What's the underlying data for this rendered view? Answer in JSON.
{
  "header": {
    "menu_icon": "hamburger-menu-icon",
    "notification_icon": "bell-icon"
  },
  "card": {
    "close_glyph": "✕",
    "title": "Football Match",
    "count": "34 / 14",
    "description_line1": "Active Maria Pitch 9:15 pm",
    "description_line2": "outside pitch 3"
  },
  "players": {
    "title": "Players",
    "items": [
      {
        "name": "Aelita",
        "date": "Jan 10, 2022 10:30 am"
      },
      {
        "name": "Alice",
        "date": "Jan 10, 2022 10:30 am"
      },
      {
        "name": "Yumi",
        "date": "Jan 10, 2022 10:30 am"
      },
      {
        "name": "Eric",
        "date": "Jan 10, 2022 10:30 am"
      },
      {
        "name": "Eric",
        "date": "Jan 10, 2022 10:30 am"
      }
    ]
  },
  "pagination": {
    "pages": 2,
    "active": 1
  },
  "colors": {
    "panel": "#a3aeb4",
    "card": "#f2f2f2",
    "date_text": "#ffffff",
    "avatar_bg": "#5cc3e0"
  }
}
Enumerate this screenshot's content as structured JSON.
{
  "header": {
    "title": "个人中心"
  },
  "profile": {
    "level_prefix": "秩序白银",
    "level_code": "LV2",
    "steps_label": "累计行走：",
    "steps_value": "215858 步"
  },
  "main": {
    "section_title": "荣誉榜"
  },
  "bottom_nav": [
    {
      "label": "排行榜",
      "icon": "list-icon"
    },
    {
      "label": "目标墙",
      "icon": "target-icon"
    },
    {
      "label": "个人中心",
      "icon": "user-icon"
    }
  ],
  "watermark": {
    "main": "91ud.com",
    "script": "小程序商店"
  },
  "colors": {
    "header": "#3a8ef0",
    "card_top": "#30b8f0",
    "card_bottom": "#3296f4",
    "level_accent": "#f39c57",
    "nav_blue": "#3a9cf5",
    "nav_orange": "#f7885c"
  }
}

—————

Every entry above should be retyped exactly as shown.

What's the underlying data for this rendered view? Answer in JSON.
{
  "header": {
    "menu_icon": "hamburger-menu-icon",
    "notification_icon": "bell-icon"
  },
  "card": {
    "close_glyph": "✕",
    "title": "Football Match",
    "count": "34 / 14",
    "description_line1": "Active Maria Pitch 9:15 pm",
    "description_line2": "outside pitch 3"
  },
  "players": {
    "title": "Players",
    "items": [
      {
        "name": "Aelita",
        "date": "Jan 10, 2022 10:30 am"
      },
      {
        "name": "Alice",
        "date": "Jan 10, 2022 10:30 am"
      },
      {
        "name": "Yumi",
        "date": "Jan 10, 2022 10:30 am"
      },
      {
        "name": "Eric",
        "date": "Jan 10, 2022 10:30 am"
      },
      {
        "name": "Eric",
        "date": "Jan 10, 2022 10:30 am"
      }
    ]
  },
  "pagination": {
    "pages": 2,
    "active": 1
  },
  "colors": {
    "panel": "#a3aeb4",
    "card": "#f2f2f2",
    "date_text": "#ffffff",
    "avatar_bg": "#5cc3e0"
  }
}
Enumerate this screenshot's content as structured JSON.
{
  "header": {
    "title": "个人中心"
  },
  "profile": {
    "level_prefix": "秩序白银",
    "level_code": "LV2",
    "steps_label": "累计行走：",
    "steps_value": "215858 步"
  },
  "main": {
    "section_title": "荣誉榜"
  },
  "bottom_nav": [
    {
      "label": "排行榜",
      "icon": "list-icon"
    },
    {
      "label": "目标墙",
      "icon": "target-icon"
    },
    {
      "label": "个人中心",
      "icon": "user-icon"
    }
  ],
  "watermark": {
    "main": "91ud.com",
    "script": "小程序商店"
  },
  "colors": {
    "header": "#3a8ef0",
    "card_top": "#30b8f0",
    "card_bottom": "#3296f4",
    "level_accent": "#f39c57",
    "nav_blue": "#3a9cf5",
    "nav_orange": "#f7885c"
  }
}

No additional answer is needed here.